Directive —
Find the string "ylabel" in the records. Copy every line it appears in.

* Start Task input *

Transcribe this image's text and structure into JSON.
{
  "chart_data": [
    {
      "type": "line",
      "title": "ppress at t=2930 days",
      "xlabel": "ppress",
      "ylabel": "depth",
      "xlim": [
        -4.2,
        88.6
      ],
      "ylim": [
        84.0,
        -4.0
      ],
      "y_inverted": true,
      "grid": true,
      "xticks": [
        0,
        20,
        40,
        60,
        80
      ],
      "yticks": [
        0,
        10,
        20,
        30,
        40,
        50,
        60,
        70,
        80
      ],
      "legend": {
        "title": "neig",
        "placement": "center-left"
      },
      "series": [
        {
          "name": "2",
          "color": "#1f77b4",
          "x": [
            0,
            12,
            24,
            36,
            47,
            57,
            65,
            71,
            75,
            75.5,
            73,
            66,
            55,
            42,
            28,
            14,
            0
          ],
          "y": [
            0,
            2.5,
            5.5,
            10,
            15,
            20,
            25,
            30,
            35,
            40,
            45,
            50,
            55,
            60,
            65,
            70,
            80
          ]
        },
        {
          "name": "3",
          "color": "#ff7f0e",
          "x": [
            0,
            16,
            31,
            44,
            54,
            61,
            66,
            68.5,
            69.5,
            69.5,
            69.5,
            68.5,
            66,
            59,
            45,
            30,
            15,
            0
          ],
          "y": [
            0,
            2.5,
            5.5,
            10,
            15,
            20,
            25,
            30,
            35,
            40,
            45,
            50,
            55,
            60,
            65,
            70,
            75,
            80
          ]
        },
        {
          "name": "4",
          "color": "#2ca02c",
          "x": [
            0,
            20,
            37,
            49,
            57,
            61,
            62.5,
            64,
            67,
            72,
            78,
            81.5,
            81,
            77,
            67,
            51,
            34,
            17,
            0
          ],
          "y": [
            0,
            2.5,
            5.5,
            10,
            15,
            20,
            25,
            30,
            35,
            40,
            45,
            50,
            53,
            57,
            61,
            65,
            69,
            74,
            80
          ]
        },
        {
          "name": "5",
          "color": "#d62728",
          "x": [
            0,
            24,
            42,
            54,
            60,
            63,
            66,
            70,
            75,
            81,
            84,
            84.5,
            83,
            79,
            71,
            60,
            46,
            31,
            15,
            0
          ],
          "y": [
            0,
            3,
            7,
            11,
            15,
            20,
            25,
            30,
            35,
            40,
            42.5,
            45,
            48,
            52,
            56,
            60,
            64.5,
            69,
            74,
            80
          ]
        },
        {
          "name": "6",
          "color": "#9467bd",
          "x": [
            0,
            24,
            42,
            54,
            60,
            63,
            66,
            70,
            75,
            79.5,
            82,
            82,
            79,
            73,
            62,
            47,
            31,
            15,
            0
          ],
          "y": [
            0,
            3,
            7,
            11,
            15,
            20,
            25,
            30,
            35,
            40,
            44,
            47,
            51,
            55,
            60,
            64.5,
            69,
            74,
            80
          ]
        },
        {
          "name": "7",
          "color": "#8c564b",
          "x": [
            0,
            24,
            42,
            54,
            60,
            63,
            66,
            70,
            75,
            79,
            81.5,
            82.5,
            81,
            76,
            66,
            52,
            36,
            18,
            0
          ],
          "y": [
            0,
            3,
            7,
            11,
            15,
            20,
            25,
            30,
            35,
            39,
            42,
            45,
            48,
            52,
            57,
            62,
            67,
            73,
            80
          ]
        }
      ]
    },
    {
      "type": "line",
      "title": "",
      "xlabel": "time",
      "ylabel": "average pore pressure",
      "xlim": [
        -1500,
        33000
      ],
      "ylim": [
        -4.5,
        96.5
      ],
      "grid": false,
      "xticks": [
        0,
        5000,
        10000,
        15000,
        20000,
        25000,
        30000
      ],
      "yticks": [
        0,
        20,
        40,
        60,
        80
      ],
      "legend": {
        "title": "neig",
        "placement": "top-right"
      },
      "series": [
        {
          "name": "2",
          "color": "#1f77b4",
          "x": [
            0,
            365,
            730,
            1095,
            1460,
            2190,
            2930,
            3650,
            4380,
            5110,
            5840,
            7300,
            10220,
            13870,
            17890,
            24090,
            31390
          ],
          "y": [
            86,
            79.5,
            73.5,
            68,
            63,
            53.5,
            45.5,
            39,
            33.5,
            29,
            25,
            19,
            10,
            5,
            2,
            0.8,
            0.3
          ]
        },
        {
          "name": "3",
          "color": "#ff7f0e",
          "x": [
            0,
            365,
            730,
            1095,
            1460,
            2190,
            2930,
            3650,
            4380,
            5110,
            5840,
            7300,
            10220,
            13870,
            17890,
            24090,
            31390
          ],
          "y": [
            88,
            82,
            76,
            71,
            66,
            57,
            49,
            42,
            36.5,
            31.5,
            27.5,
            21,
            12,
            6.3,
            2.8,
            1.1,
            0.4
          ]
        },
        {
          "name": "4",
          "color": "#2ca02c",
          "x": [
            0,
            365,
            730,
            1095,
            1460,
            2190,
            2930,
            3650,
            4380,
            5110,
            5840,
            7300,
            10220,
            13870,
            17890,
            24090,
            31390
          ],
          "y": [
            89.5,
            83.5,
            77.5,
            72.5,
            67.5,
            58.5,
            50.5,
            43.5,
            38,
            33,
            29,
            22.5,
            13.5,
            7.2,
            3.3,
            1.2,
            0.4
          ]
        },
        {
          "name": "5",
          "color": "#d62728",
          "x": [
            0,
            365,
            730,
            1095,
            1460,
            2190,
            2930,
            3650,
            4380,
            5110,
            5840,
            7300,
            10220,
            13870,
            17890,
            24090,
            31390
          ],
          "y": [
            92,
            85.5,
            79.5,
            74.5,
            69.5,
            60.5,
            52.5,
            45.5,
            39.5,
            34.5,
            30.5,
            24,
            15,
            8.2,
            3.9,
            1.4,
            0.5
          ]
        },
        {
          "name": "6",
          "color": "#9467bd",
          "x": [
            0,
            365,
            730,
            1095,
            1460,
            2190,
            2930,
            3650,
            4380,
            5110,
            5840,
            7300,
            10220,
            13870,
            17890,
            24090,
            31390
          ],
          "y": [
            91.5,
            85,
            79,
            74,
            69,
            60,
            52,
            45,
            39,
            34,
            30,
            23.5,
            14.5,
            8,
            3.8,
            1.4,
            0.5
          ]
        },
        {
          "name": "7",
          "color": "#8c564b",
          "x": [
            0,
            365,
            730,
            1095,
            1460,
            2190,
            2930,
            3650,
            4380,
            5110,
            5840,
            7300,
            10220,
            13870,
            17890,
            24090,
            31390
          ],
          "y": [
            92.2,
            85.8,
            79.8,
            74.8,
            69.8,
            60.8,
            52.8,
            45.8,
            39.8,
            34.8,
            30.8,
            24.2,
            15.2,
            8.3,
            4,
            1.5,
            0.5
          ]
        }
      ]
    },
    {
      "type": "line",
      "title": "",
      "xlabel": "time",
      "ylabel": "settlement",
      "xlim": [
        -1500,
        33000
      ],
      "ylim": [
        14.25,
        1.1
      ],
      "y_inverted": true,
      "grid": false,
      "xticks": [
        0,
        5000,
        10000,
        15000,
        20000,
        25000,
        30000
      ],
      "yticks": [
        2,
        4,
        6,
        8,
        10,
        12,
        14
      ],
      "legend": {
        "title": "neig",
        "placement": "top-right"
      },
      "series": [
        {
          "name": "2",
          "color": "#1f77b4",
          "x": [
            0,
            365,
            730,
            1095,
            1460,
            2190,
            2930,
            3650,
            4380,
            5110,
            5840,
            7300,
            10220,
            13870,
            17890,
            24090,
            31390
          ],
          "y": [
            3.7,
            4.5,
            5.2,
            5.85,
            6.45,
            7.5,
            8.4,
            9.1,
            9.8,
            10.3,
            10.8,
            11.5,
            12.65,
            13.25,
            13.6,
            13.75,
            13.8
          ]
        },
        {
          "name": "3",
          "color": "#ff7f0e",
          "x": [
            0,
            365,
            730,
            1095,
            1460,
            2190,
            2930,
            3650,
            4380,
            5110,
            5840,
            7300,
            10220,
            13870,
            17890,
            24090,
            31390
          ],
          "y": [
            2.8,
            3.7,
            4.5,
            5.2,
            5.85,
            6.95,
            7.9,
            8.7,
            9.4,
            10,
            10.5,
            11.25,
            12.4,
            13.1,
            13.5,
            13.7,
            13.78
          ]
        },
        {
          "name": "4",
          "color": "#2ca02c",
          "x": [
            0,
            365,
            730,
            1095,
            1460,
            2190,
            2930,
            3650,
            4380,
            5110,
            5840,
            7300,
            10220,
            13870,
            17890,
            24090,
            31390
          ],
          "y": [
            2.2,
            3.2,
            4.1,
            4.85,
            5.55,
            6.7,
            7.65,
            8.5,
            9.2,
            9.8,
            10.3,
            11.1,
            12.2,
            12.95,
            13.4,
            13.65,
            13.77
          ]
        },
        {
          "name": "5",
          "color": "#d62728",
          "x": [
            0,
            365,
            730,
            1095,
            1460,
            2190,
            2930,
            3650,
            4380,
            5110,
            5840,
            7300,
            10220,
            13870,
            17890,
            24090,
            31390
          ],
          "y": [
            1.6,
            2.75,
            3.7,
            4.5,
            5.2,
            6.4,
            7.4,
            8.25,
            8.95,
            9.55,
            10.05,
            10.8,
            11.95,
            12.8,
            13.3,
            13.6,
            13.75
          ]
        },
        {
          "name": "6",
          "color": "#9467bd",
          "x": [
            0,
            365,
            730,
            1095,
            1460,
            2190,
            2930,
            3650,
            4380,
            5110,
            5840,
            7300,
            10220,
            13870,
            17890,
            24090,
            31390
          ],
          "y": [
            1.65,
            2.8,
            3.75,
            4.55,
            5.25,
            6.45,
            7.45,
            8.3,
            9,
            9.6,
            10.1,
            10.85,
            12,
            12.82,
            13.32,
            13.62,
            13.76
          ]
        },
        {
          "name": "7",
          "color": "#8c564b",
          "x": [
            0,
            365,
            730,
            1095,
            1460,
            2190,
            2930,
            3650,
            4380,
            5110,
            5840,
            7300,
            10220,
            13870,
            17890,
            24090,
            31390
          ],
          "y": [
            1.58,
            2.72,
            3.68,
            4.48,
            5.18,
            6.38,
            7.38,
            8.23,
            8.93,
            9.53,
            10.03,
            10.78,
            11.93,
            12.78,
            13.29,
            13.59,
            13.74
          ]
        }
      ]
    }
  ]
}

* End Task input *

Answer to this exercise —
      "ylabel": "depth",
      "ylabel": "average pore pressure",
      "ylabel": "settlement",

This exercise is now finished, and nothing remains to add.